§ **RECORDS**:
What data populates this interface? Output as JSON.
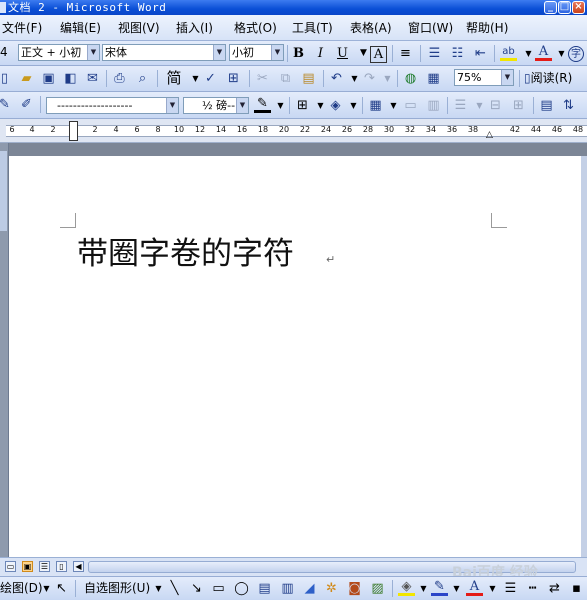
{
  "window": {
    "title": "文档 2 - Microsoft Word"
  },
  "menu": [
    "文件(F)",
    "编辑(E)",
    "视图(V)",
    "插入(I)",
    "格式(O)",
    "工具(T)",
    "表格(A)",
    "窗口(W)",
    "帮助(H)"
  ],
  "formatting": {
    "style_value": "正文 + 小初",
    "font_value": "宋体",
    "size_value": "小初",
    "bold_label": "B",
    "italic_label": "I",
    "underline_label": "U",
    "charborder_label": "A",
    "fontcolor_label": "A"
  },
  "standard": {
    "simplified_label": "简",
    "zoom_value": "75%",
    "read_label": "阅读(R)"
  },
  "drawing_toolbar_top": {
    "line_style_value": "-------------------",
    "weight_value": "½ 磅--"
  },
  "ruler": {
    "ticks": [
      "6",
      "4",
      "2",
      "2",
      "4",
      "6",
      "8",
      "10",
      "12",
      "14",
      "16",
      "18",
      "20",
      "22",
      "24",
      "26",
      "28",
      "30",
      "32",
      "34",
      "36",
      "38",
      "42",
      "44",
      "46",
      "48"
    ]
  },
  "document": {
    "text": "带圈字卷的字符"
  },
  "drawbar": {
    "draw_label": "绘图(D)",
    "autoshape_label": "自选图形(U)"
  },
  "watermark": "Bai百度 经验",
  "colors": {
    "title_bar": "#0a4fd6",
    "toolbar": "#d7e3f7",
    "page": "#ffffff",
    "workspace": "#808a99"
  }
}
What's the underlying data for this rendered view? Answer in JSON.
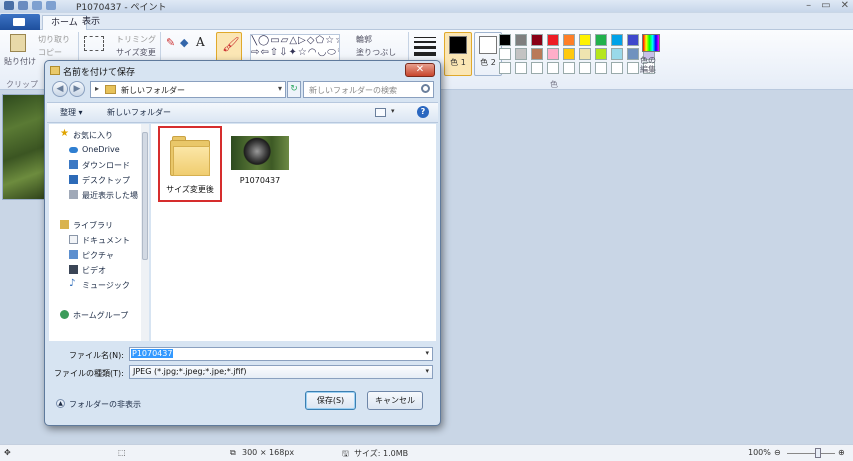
{
  "paint": {
    "title": "P1070437 - ペイント",
    "tabs": [
      "ホーム",
      "表示"
    ],
    "ribbon": {
      "paste": "貼り付け",
      "cut": "切り取り",
      "copy": "コピー",
      "clipboard_group": "クリップ",
      "trim": "トリミング",
      "resize": "サイズ変更",
      "outline": "輪郭",
      "fill": "塗りつぶし",
      "color1": "色 1",
      "color2": "色 2",
      "edit_colors": "色の編集",
      "colors_group": "色"
    },
    "palette": [
      "#000000",
      "#7f7f7f",
      "#880015",
      "#ed1c24",
      "#ff7f27",
      "#fff200",
      "#22b14c",
      "#00a2e8",
      "#3f48cc",
      "#a349a4",
      "#ffffff",
      "#c3c3c3",
      "#b97a57",
      "#ffaec9",
      "#ffc90e",
      "#efe4b0",
      "#b5e61d",
      "#99d9ea",
      "#7092be",
      "#c8bfe7",
      "#ffffff",
      "#ffffff",
      "#ffffff",
      "#ffffff",
      "#ffffff",
      "#ffffff",
      "#ffffff",
      "#ffffff",
      "#ffffff",
      "#ffffff"
    ],
    "status": {
      "dimensions": "300 × 168px",
      "size": "サイズ: 1.0MB",
      "zoom": "100%"
    }
  },
  "dialog": {
    "title": "名前を付けて保存",
    "address": "新しいフォルダー",
    "search_placeholder": "新しいフォルダーの検索",
    "organize": "整理 ▾",
    "new_folder": "新しいフォルダー",
    "nav": {
      "favorites": "お気に入り",
      "onedrive": "OneDrive",
      "downloads": "ダウンロード",
      "desktop": "デスクトップ",
      "recent": "最近表示した場",
      "libraries": "ライブラリ",
      "documents": "ドキュメント",
      "pictures": "ピクチャ",
      "videos": "ビデオ",
      "music": "ミュージック",
      "homegroup": "ホームグループ"
    },
    "files": {
      "folder": "サイズ変更後",
      "photo": "P1070437"
    },
    "filename_label": "ファイル名(N):",
    "filename_value": "P1070437",
    "filetype_label": "ファイルの種類(T):",
    "filetype_value": "JPEG (*.jpg;*.jpeg;*.jpe;*.jfif)",
    "hide_folders": "フォルダーの非表示",
    "save": "保存(S)",
    "cancel": "キャンセル"
  }
}
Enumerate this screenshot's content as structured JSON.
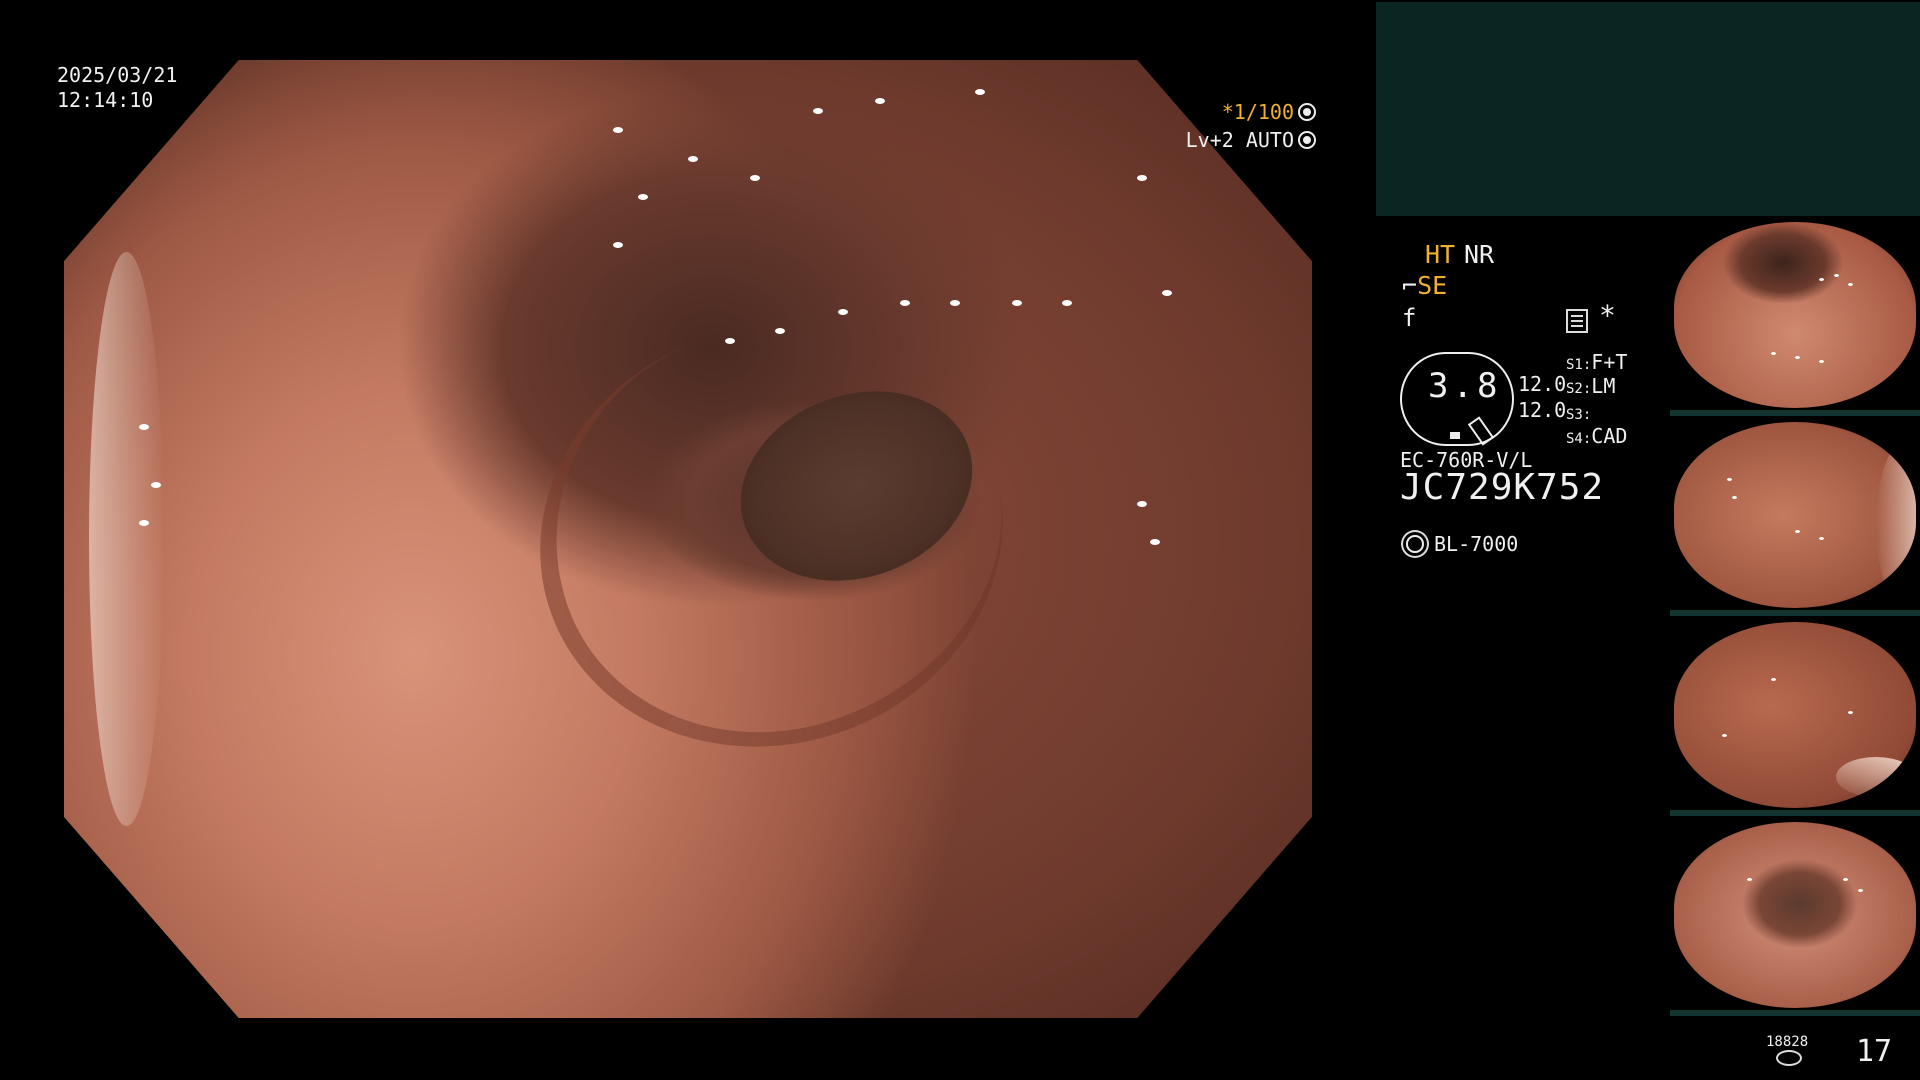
{
  "overlay": {
    "date": "2025/03/21",
    "time": "12:14:10",
    "shutter": "*1/100",
    "level": "Lv+2 AUTO"
  },
  "panel": {
    "ht": "HT",
    "nr": "NR",
    "se": "SE",
    "f_mark": "f",
    "star": "*",
    "zoom": "3.8",
    "value_1": "12.0",
    "value_2": "12.0",
    "s1_key": "S1:",
    "s1_val": "F+T",
    "s2_key": "S2:",
    "s2_val": "LM",
    "s3_key": "S3:",
    "s3_val": "",
    "s4_key": "S4:",
    "s4_val": "CAD",
    "scope_model": "EC-760R-V/L",
    "scope_serial": "JC729K752",
    "light_source": "BL-7000"
  },
  "storage": {
    "count": "18828",
    "page": "17"
  },
  "colors": {
    "accent_orange": "#f0b030",
    "panel_teal": "#0b2622"
  }
}
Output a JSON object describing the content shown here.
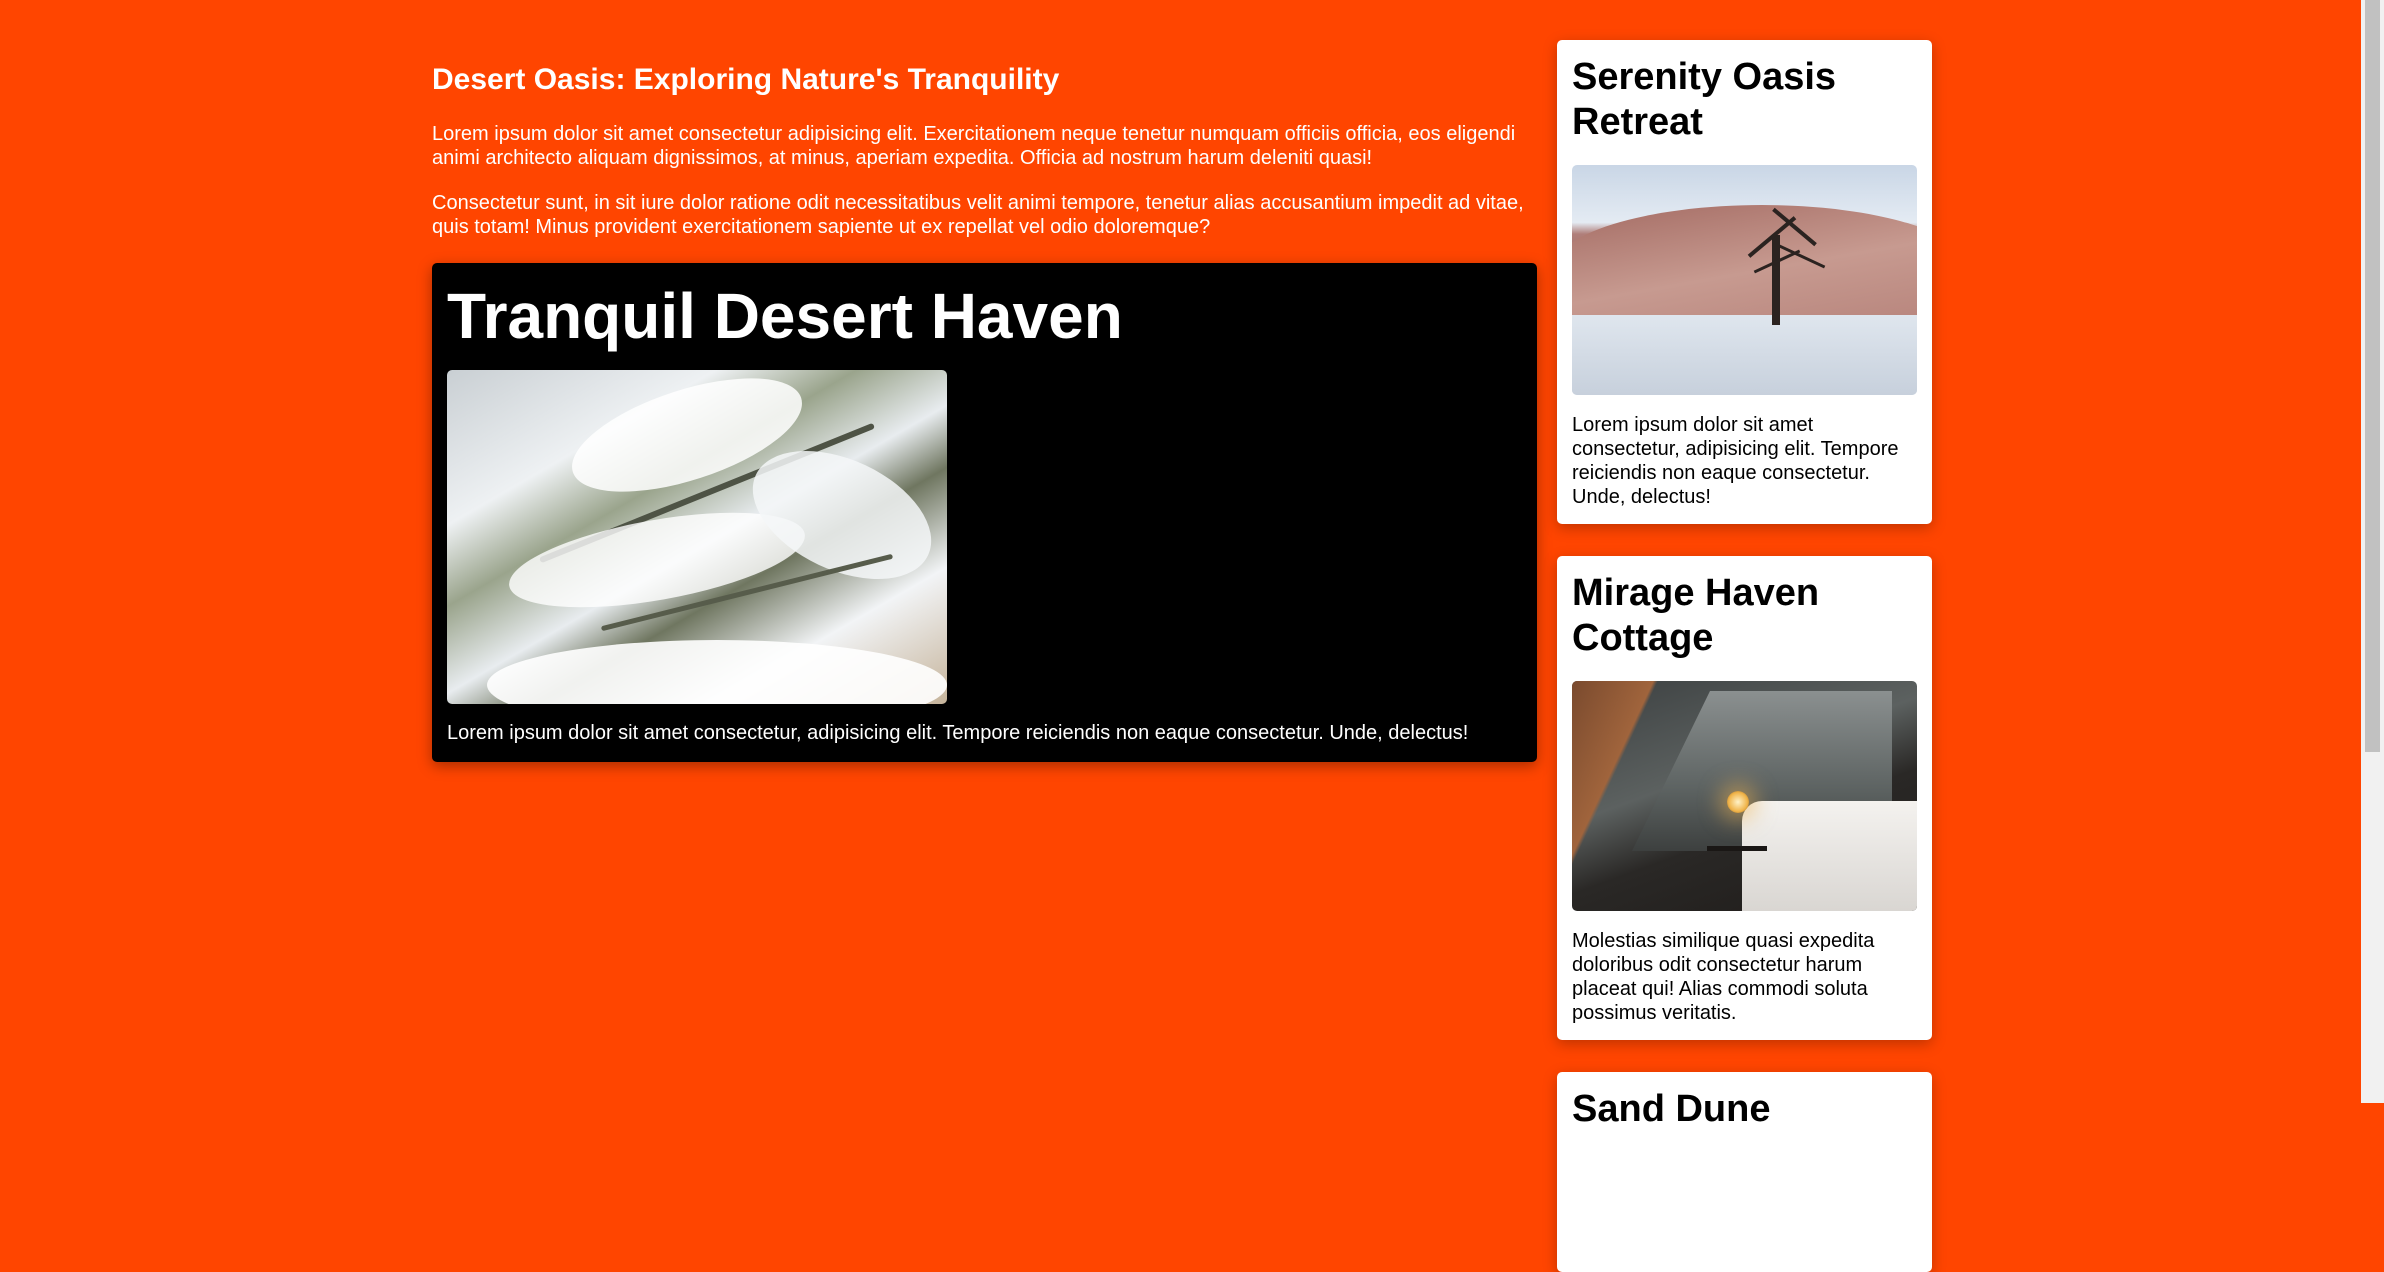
{
  "main": {
    "title": "Desert Oasis: Exploring Nature's Tranquility",
    "paragraphs": [
      "Lorem ipsum dolor sit amet consectetur adipisicing elit. Exercitationem neque tenetur numquam officiis officia, eos eligendi animi architecto aliquam dignissimos, at minus, aperiam expedita. Officia ad nostrum harum deleniti quasi!",
      "Consectetur sunt, in sit iure dolor ratione odit necessitatibus velit animi tempore, tenetur alias accusantium impedit ad vitae, quis totam! Minus provident exercitationem sapiente ut ex repellat vel odio doloremque?"
    ],
    "featured": {
      "title": "Tranquil Desert Haven",
      "image_alt": "snow-covered-pine-branches",
      "text": "Lorem ipsum dolor sit amet consectetur, adipisicing elit. Tempore reiciendis non eaque consectetur. Unde, delectus!"
    }
  },
  "sidebar": {
    "cards": [
      {
        "title": "Serenity Oasis Retreat",
        "image_alt": "desert-dead-tree",
        "text": "Lorem ipsum dolor sit amet consectetur, adipisicing elit. Tempore reiciendis non eaque consectetur. Unde, delectus!"
      },
      {
        "title": "Mirage Haven Cottage",
        "image_alt": "cozy-cabin-bedroom",
        "text": "Molestias similique quasi expedita doloribus odit consectetur harum placeat qui! Alias commodi soluta possimus veritatis."
      },
      {
        "title": "Sand Dune"
      }
    ]
  },
  "colors": {
    "background": "#ff4500",
    "featured_bg": "#000000",
    "card_bg": "#ffffff",
    "text_light": "#ffffff",
    "text_dark": "#000000"
  }
}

§ **GIVEN REQUEST**:
Print the whole listing above once more, word for word, without its pictures.

§ **RESULT OF THE EXERCISE**:
What data populates this interface? Output as JSON.
{
  "window": {
    "title": "文档 2 - Microsoft Word"
  },
  "menu": [
    "文件(F)",
    "编辑(E)",
    "视图(V)",
    "插入(I)",
    "格式(O)",
    "工具(T)",
    "表格(A)",
    "窗口(W)",
    "帮助(H)"
  ],
  "formatting": {
    "style_value": "正文 + 小初",
    "font_value": "宋体",
    "size_value": "小初",
    "bold_label": "B",
    "italic_label": "I",
    "underline_label": "U",
    "charborder_label": "A",
    "fontcolor_label": "A"
  },
  "standard": {
    "simplified_label": "简",
    "zoom_value": "75%",
    "read_label": "阅读(R)"
  },
  "drawing_toolbar_top": {
    "line_style_value": "-------------------",
    "weight_value": "½ 磅--"
  },
  "ruler": {
    "ticks": [
      "6",
      "4",
      "2",
      "2",
      "4",
      "6",
      "8",
      "10",
      "12",
      "14",
      "16",
      "18",
      "20",
      "22",
      "24",
      "26",
      "28",
      "30",
      "32",
      "34",
      "36",
      "38",
      "42",
      "44",
      "46",
      "48"
    ]
  },
  "document": {
    "text": "带圈字卷的字符"
  },
  "drawbar": {
    "draw_label": "绘图(D)",
    "autoshape_label": "自选图形(U)"
  },
  "watermark": "Bai百度 经验",
  "colors": {
    "title_bar": "#0a4fd6",
    "toolbar": "#d7e3f7",
    "page": "#ffffff",
    "workspace": "#808a99"
  }
}
What's the underlying data for this rendered view? Answer in JSON.
{
  "paint": {
    "title": "P1070437 - ペイント",
    "tabs": [
      "ホーム",
      "表示"
    ],
    "ribbon": {
      "paste": "貼り付け",
      "cut": "切り取り",
      "copy": "コピー",
      "clipboard_group": "クリップ",
      "trim": "トリミング",
      "resize": "サイズ変更",
      "outline": "輪郭",
      "fill": "塗りつぶし",
      "color1": "色 1",
      "color2": "色 2",
      "edit_colors": "色の編集",
      "colors_group": "色"
    },
    "palette": [
      "#000000",
      "#7f7f7f",
      "#880015",
      "#ed1c24",
      "#ff7f27",
      "#fff200",
      "#22b14c",
      "#00a2e8",
      "#3f48cc",
      "#a349a4",
      "#ffffff",
      "#c3c3c3",
      "#b97a57",
      "#ffaec9",
      "#ffc90e",
      "#efe4b0",
      "#b5e61d",
      "#99d9ea",
      "#7092be",
      "#c8bfe7",
      "#ffffff",
      "#ffffff",
      "#ffffff",
      "#ffffff",
      "#ffffff",
      "#ffffff",
      "#ffffff",
      "#ffffff",
      "#ffffff",
      "#ffffff"
    ],
    "status": {
      "dimensions": "300 × 168px",
      "size": "サイズ: 1.0MB",
      "zoom": "100%"
    }
  },
  "dialog": {
    "title": "名前を付けて保存",
    "address": "新しいフォルダー",
    "search_placeholder": "新しいフォルダーの検索",
    "organize": "整理 ▾",
    "new_folder": "新しいフォルダー",
    "nav": {
      "favorites": "お気に入り",
      "onedrive": "OneDrive",
      "downloads": "ダウンロード",
      "desktop": "デスクトップ",
      "recent": "最近表示した場",
      "libraries": "ライブラリ",
      "documents": "ドキュメント",
      "pictures": "ピクチャ",
      "videos": "ビデオ",
      "music": "ミュージック",
      "homegroup": "ホームグループ"
    },
    "files": {
      "folder": "サイズ変更後",
      "photo": "P1070437"
    },
    "filename_label": "ファイル名(N):",
    "filename_value": "P1070437",
    "filetype_label": "ファイルの種類(T):",
    "filetype_value": "JPEG (*.jpg;*.jpeg;*.jpe;*.jfif)",
    "hide_folders": "フォルダーの非表示",
    "save": "保存(S)",
    "cancel": "キャンセル"
  }
}
Enumerate this screenshot's content as structured JSON.
{
  "overlay": {
    "date": "2025/03/21",
    "time": "12:14:10",
    "shutter": "*1/100",
    "level": "Lv+2 AUTO"
  },
  "panel": {
    "ht": "HT",
    "nr": "NR",
    "se": "SE",
    "f_mark": "f",
    "star": "*",
    "zoom": "3.8",
    "value_1": "12.0",
    "value_2": "12.0",
    "s1_key": "S1:",
    "s1_val": "F+T",
    "s2_key": "S2:",
    "s2_val": "LM",
    "s3_key": "S3:",
    "s3_val": "",
    "s4_key": "S4:",
    "s4_val": "CAD",
    "scope_model": "EC-760R-V/L",
    "scope_serial": "JC729K752",
    "light_source": "BL-7000"
  },
  "storage": {
    "count": "18828",
    "page": "17"
  },
  "colors": {
    "accent_orange": "#f0b030",
    "panel_teal": "#0b2622"
  }
}
Output a JSON object describing the content shown here.
{
  "main": {
    "title": "Desert Oasis: Exploring Nature's Tranquility",
    "paragraphs": [
      "Lorem ipsum dolor sit amet consectetur adipisicing elit. Exercitationem neque tenetur numquam officiis officia, eos eligendi animi architecto aliquam dignissimos, at minus, aperiam expedita. Officia ad nostrum harum deleniti quasi!",
      "Consectetur sunt, in sit iure dolor ratione odit necessitatibus velit animi tempore, tenetur alias accusantium impedit ad vitae, quis totam! Minus provident exercitationem sapiente ut ex repellat vel odio doloremque?"
    ],
    "featured": {
      "title": "Tranquil Desert Haven",
      "image_alt": "snow-covered-pine-branches",
      "text": "Lorem ipsum dolor sit amet consectetur, adipisicing elit. Tempore reiciendis non eaque consectetur. Unde, delectus!"
    }
  },
  "sidebar": {
    "cards": [
      {
        "title": "Serenity Oasis Retreat",
        "image_alt": "desert-dead-tree",
        "text": "Lorem ipsum dolor sit amet consectetur, adipisicing elit. Tempore reiciendis non eaque consectetur. Unde, delectus!"
      },
      {
        "title": "Mirage Haven Cottage",
        "image_alt": "cozy-cabin-bedroom",
        "text": "Molestias similique quasi expedita doloribus odit consectetur harum placeat qui! Alias commodi soluta possimus veritatis."
      },
      {
        "title": "Sand Dune"
      }
    ]
  },
  "colors": {
    "background": "#ff4500",
    "featured_bg": "#000000",
    "card_bg": "#ffffff",
    "text_light": "#ffffff",
    "text_dark": "#000000"
  }
}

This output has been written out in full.